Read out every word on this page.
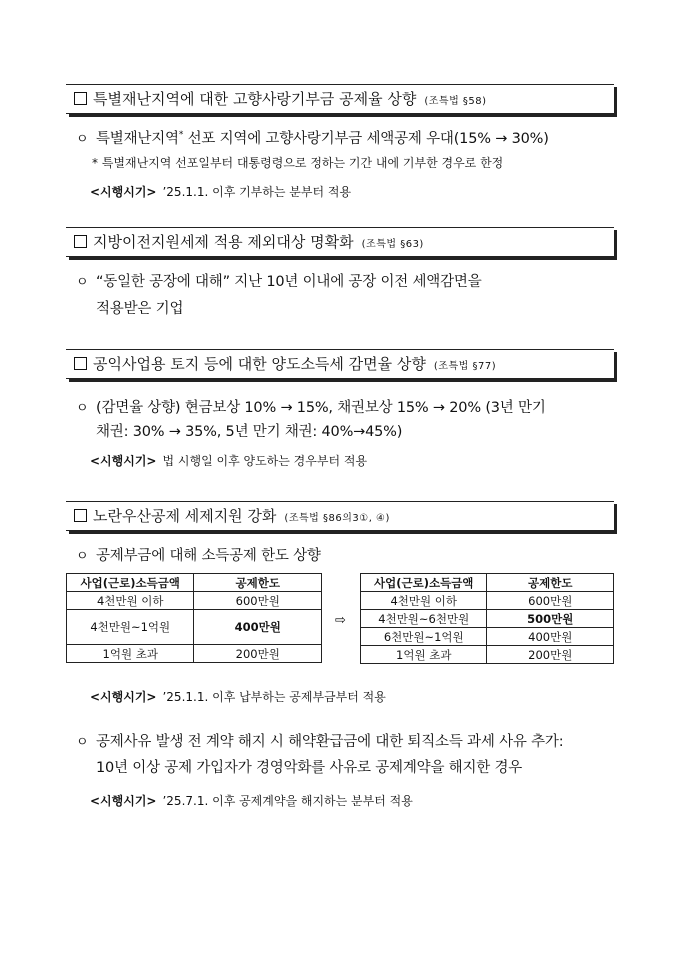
특별재난지역에 대한 고향사랑기부금 공제율 상향 (조특법 §58)
ㅇ 특별재난지역* 선포 지역에 고향사랑기부금 세액공제 우대(15% → 30%)
* 특별재난지역 선포일부터 대통령령으로 정하는 기간 내에 기부한 경우로 한정
<시행시기> ’25.1.1. 이후 기부하는 분부터 적용
지방이전지원세제 적용 제외대상 명확화 (조특법 §63)
ㅇ “동일한 공장에 대해” 지난 10년 이내에 공장 이전 세액감면을
적용받은 기업
공익사업용 토지 등에 대한 양도소득세 감면율 상향 (조특법 §77)
ㅇ (감면율 상향) 현금보상 10% → 15%, 채권보상 15% → 20% (3년 만기
채권: 30% → 35%, 5년 만기 채권: 40%→45%)
<시행시기> 법 시행일 이후 양도하는 경우부터 적용
노란우산공제 세제지원 강화 (조특법 §86의3①, ④)
ㅇ 공제부금에 대해 소득공제 한도 상향
사업(근로)소득금액	공제한도
4천만원 이하	600만원
4천만원~1억원	400만원
1억원 초과	200만원
⇨
사업(근로)소득금액	공제한도
4천만원 이하	600만원
4천만원~6천만원	500만원
6천만원~1억원	400만원
1억원 초과	200만원
<시행시기> ’25.1.1. 이후 납부하는 공제부금부터 적용
ㅇ 공제사유 발생 전 계약 해지 시 해약환급금에 대한 퇴직소득 과세 사유 추가:
10년 이상 공제 가입자가 경영악화를 사유로 공제계약을 해지한 경우
<시행시기> ’25.7.1. 이후 공제계약을 해지하는 분부터 적용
************
▸ **Task description**
Pick out all lines containing the string "공제계약을".

▸ **Worked solution**
10년 이상 공제 가입자가 경영악화를 사유로 공제계약을 해지한 경우
<시행시기> ’25.7.1. 이후 공제계약을 해지하는 분부터 적용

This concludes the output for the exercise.